▶ The task
Reproduce the records below in full and word for word, excluding pictures.

▶ Task material
** begin **

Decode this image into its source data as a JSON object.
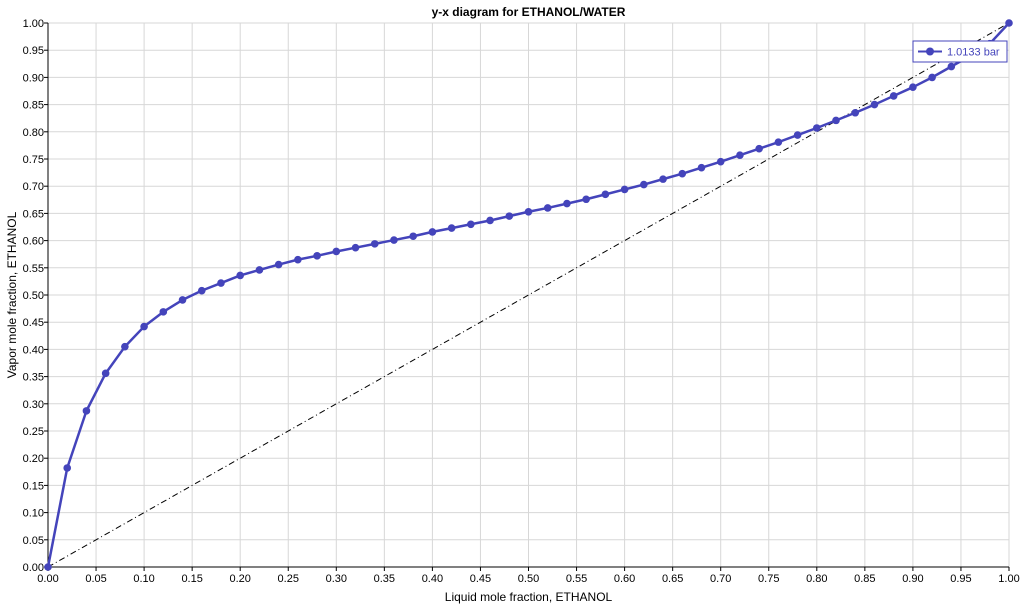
{
  "chart_data": {
    "type": "line",
    "title": "y-x diagram for ETHANOL/WATER",
    "xlabel": "Liquid mole fraction, ETHANOL",
    "ylabel": "Vapor mole fraction, ETHANOL",
    "xlim": [
      0,
      1
    ],
    "ylim": [
      0,
      1
    ],
    "grid": true,
    "legend_position": "top-right",
    "xticks": [
      "0.00",
      "0.05",
      "0.10",
      "0.15",
      "0.20",
      "0.25",
      "0.30",
      "0.35",
      "0.40",
      "0.45",
      "0.50",
      "0.55",
      "0.60",
      "0.65",
      "0.70",
      "0.75",
      "0.80",
      "0.85",
      "0.90",
      "0.95",
      "1.00"
    ],
    "yticks": [
      "0.00",
      "0.05",
      "0.10",
      "0.15",
      "0.20",
      "0.25",
      "0.30",
      "0.35",
      "0.40",
      "0.45",
      "0.50",
      "0.55",
      "0.60",
      "0.65",
      "0.70",
      "0.75",
      "0.80",
      "0.85",
      "0.90",
      "0.95",
      "1.00"
    ],
    "reference_line": {
      "x": [
        0,
        1
      ],
      "y": [
        0,
        1
      ],
      "style": "dash-dot",
      "color": "#000000"
    },
    "series": [
      {
        "name": "1.0133 bar",
        "color": "#4444bb",
        "marker": "circle",
        "x": [
          0.0,
          0.02,
          0.04,
          0.06,
          0.08,
          0.1,
          0.12,
          0.14,
          0.16,
          0.18,
          0.2,
          0.22,
          0.24,
          0.26,
          0.28,
          0.3,
          0.32,
          0.34,
          0.36,
          0.38,
          0.4,
          0.42,
          0.44,
          0.46,
          0.48,
          0.5,
          0.52,
          0.54,
          0.56,
          0.58,
          0.6,
          0.62,
          0.64,
          0.66,
          0.68,
          0.7,
          0.72,
          0.74,
          0.76,
          0.78,
          0.8,
          0.82,
          0.84,
          0.86,
          0.88,
          0.9,
          0.92,
          0.94,
          0.96,
          0.98,
          1.0
        ],
        "y": [
          0.0,
          0.182,
          0.287,
          0.356,
          0.405,
          0.442,
          0.469,
          0.491,
          0.508,
          0.522,
          0.536,
          0.546,
          0.556,
          0.565,
          0.572,
          0.58,
          0.587,
          0.594,
          0.601,
          0.608,
          0.616,
          0.623,
          0.63,
          0.637,
          0.645,
          0.653,
          0.66,
          0.668,
          0.676,
          0.685,
          0.694,
          0.703,
          0.713,
          0.723,
          0.734,
          0.745,
          0.757,
          0.769,
          0.781,
          0.794,
          0.807,
          0.821,
          0.835,
          0.85,
          0.866,
          0.882,
          0.9,
          0.92,
          0.94,
          0.962,
          1.0
        ]
      }
    ]
  }
}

** end **

▶ Finished task
Decode this image into its source data as a JSON object.
{
  "chart_data": {
    "type": "line",
    "title": "y-x diagram for ETHANOL/WATER",
    "xlabel": "Liquid mole fraction, ETHANOL",
    "ylabel": "Vapor mole fraction, ETHANOL",
    "xlim": [
      0,
      1
    ],
    "ylim": [
      0,
      1
    ],
    "grid": true,
    "legend_position": "top-right",
    "xticks": [
      "0.00",
      "0.05",
      "0.10",
      "0.15",
      "0.20",
      "0.25",
      "0.30",
      "0.35",
      "0.40",
      "0.45",
      "0.50",
      "0.55",
      "0.60",
      "0.65",
      "0.70",
      "0.75",
      "0.80",
      "0.85",
      "0.90",
      "0.95",
      "1.00"
    ],
    "yticks": [
      "0.00",
      "0.05",
      "0.10",
      "0.15",
      "0.20",
      "0.25",
      "0.30",
      "0.35",
      "0.40",
      "0.45",
      "0.50",
      "0.55",
      "0.60",
      "0.65",
      "0.70",
      "0.75",
      "0.80",
      "0.85",
      "0.90",
      "0.95",
      "1.00"
    ],
    "reference_line": {
      "x": [
        0,
        1
      ],
      "y": [
        0,
        1
      ],
      "style": "dash-dot",
      "color": "#000000"
    },
    "series": [
      {
        "name": "1.0133 bar",
        "color": "#4444bb",
        "marker": "circle",
        "x": [
          0.0,
          0.02,
          0.04,
          0.06,
          0.08,
          0.1,
          0.12,
          0.14,
          0.16,
          0.18,
          0.2,
          0.22,
          0.24,
          0.26,
          0.28,
          0.3,
          0.32,
          0.34,
          0.36,
          0.38,
          0.4,
          0.42,
          0.44,
          0.46,
          0.48,
          0.5,
          0.52,
          0.54,
          0.56,
          0.58,
          0.6,
          0.62,
          0.64,
          0.66,
          0.68,
          0.7,
          0.72,
          0.74,
          0.76,
          0.78,
          0.8,
          0.82,
          0.84,
          0.86,
          0.88,
          0.9,
          0.92,
          0.94,
          0.96,
          0.98,
          1.0
        ],
        "y": [
          0.0,
          0.182,
          0.287,
          0.356,
          0.405,
          0.442,
          0.469,
          0.491,
          0.508,
          0.522,
          0.536,
          0.546,
          0.556,
          0.565,
          0.572,
          0.58,
          0.587,
          0.594,
          0.601,
          0.608,
          0.616,
          0.623,
          0.63,
          0.637,
          0.645,
          0.653,
          0.66,
          0.668,
          0.676,
          0.685,
          0.694,
          0.703,
          0.713,
          0.723,
          0.734,
          0.745,
          0.757,
          0.769,
          0.781,
          0.794,
          0.807,
          0.821,
          0.835,
          0.85,
          0.866,
          0.882,
          0.9,
          0.92,
          0.94,
          0.962,
          1.0
        ]
      }
    ]
  }
}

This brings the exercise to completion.